Every entry below must be repeated exactly; skip the pictures.

** Start Task input **

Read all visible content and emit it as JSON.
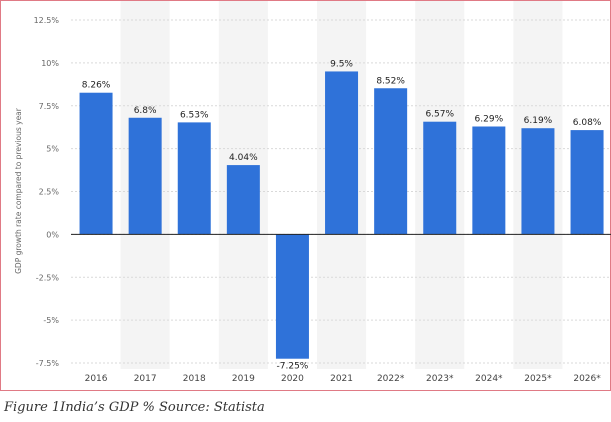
{
  "chart_data": {
    "type": "bar",
    "categories": [
      "2016",
      "2017",
      "2018",
      "2019",
      "2020",
      "2021",
      "2022*",
      "2023*",
      "2024*",
      "2025*",
      "2026*"
    ],
    "values": [
      8.26,
      6.8,
      6.53,
      4.04,
      -7.25,
      9.5,
      8.52,
      6.57,
      6.29,
      6.19,
      6.08
    ],
    "data_labels": [
      "8.26%",
      "6.8%",
      "6.53%",
      "4.04%",
      "-7.25%",
      "9.5%",
      "8.52%",
      "6.57%",
      "6.29%",
      "6.19%",
      "6.08%"
    ],
    "title": "",
    "xlabel": "",
    "ylabel": "GDP growth rate compared to previous year",
    "ylim": [
      -7.5,
      12.5
    ],
    "yticks": [
      12.5,
      10,
      7.5,
      5,
      2.5,
      0,
      -2.5,
      -5,
      -7.5
    ],
    "ytick_labels": [
      "12.5%",
      "10%",
      "7.5%",
      "5%",
      "2.5%",
      "0%",
      "-2.5%",
      "-5%",
      "-7.5%"
    ],
    "grid": true,
    "bar_color": "#2f72d9",
    "band_color": "#f4f4f4"
  },
  "caption": "Figure 1India’s GDP % Source: Statista"
}
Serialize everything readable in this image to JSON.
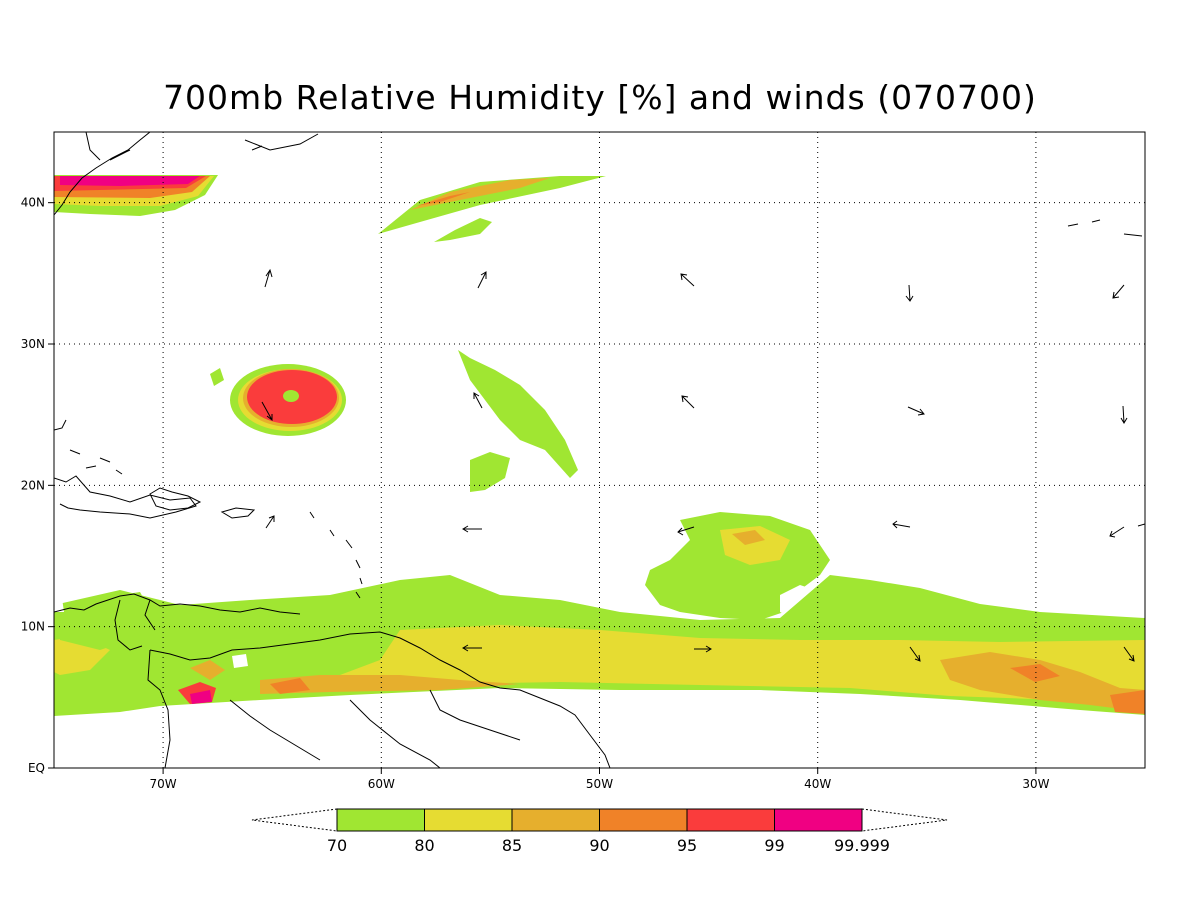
{
  "title": "700mb Relative Humidity [%] and winds (070700)",
  "legend": {
    "colors": [
      "#a0e632",
      "#e6dc32",
      "#e6af2d",
      "#f08228",
      "#fa3c3c",
      "#f00082"
    ],
    "labels": [
      "70",
      "80",
      "85",
      "90",
      "95",
      "99",
      "99.999"
    ]
  },
  "map": {
    "lon_range": [
      -75,
      -25
    ],
    "lat_range": [
      0,
      45
    ],
    "lon_ticks": [
      {
        "value": -70,
        "label": "70W"
      },
      {
        "value": -60,
        "label": "60W"
      },
      {
        "value": -50,
        "label": "50W"
      },
      {
        "value": -40,
        "label": "40W"
      },
      {
        "value": -30,
        "label": "30W"
      }
    ],
    "lat_ticks": [
      {
        "value": 0,
        "label": "EQ"
      },
      {
        "value": 10,
        "label": "10N"
      },
      {
        "value": 20,
        "label": "20N"
      },
      {
        "value": 30,
        "label": "30N"
      },
      {
        "value": 40,
        "label": "40N"
      }
    ],
    "gridlines": true
  }
}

** End Task input **

- Complete answer:
Read all visible content and emit it as JSON.
{
  "chart_data": {
    "type": "bar",
    "categories": [
      "2016",
      "2017",
      "2018",
      "2019",
      "2020",
      "2021",
      "2022*",
      "2023*",
      "2024*",
      "2025*",
      "2026*"
    ],
    "values": [
      8.26,
      6.8,
      6.53,
      4.04,
      -7.25,
      9.5,
      8.52,
      6.57,
      6.29,
      6.19,
      6.08
    ],
    "data_labels": [
      "8.26%",
      "6.8%",
      "6.53%",
      "4.04%",
      "-7.25%",
      "9.5%",
      "8.52%",
      "6.57%",
      "6.29%",
      "6.19%",
      "6.08%"
    ],
    "title": "",
    "xlabel": "",
    "ylabel": "GDP growth rate compared to previous year",
    "ylim": [
      -7.5,
      12.5
    ],
    "yticks": [
      12.5,
      10,
      7.5,
      5,
      2.5,
      0,
      -2.5,
      -5,
      -7.5
    ],
    "ytick_labels": [
      "12.5%",
      "10%",
      "7.5%",
      "5%",
      "2.5%",
      "0%",
      "-2.5%",
      "-5%",
      "-7.5%"
    ],
    "grid": true,
    "bar_color": "#2f72d9",
    "band_color": "#f4f4f4"
  },
  "caption": "Figure 1India’s GDP % Source: Statista"
}
Serialize everything readable in this image to JSON.
{
  "title": "700mb Relative Humidity [%] and winds (070700)",
  "legend": {
    "colors": [
      "#a0e632",
      "#e6dc32",
      "#e6af2d",
      "#f08228",
      "#fa3c3c",
      "#f00082"
    ],
    "labels": [
      "70",
      "80",
      "85",
      "90",
      "95",
      "99",
      "99.999"
    ]
  },
  "map": {
    "lon_range": [
      -75,
      -25
    ],
    "lat_range": [
      0,
      45
    ],
    "lon_ticks": [
      {
        "value": -70,
        "label": "70W"
      },
      {
        "value": -60,
        "label": "60W"
      },
      {
        "value": -50,
        "label": "50W"
      },
      {
        "value": -40,
        "label": "40W"
      },
      {
        "value": -30,
        "label": "30W"
      }
    ],
    "lat_ticks": [
      {
        "value": 0,
        "label": "EQ"
      },
      {
        "value": 10,
        "label": "10N"
      },
      {
        "value": 20,
        "label": "20N"
      },
      {
        "value": 30,
        "label": "30N"
      },
      {
        "value": 40,
        "label": "40N"
      }
    ],
    "gridlines": true
  }
}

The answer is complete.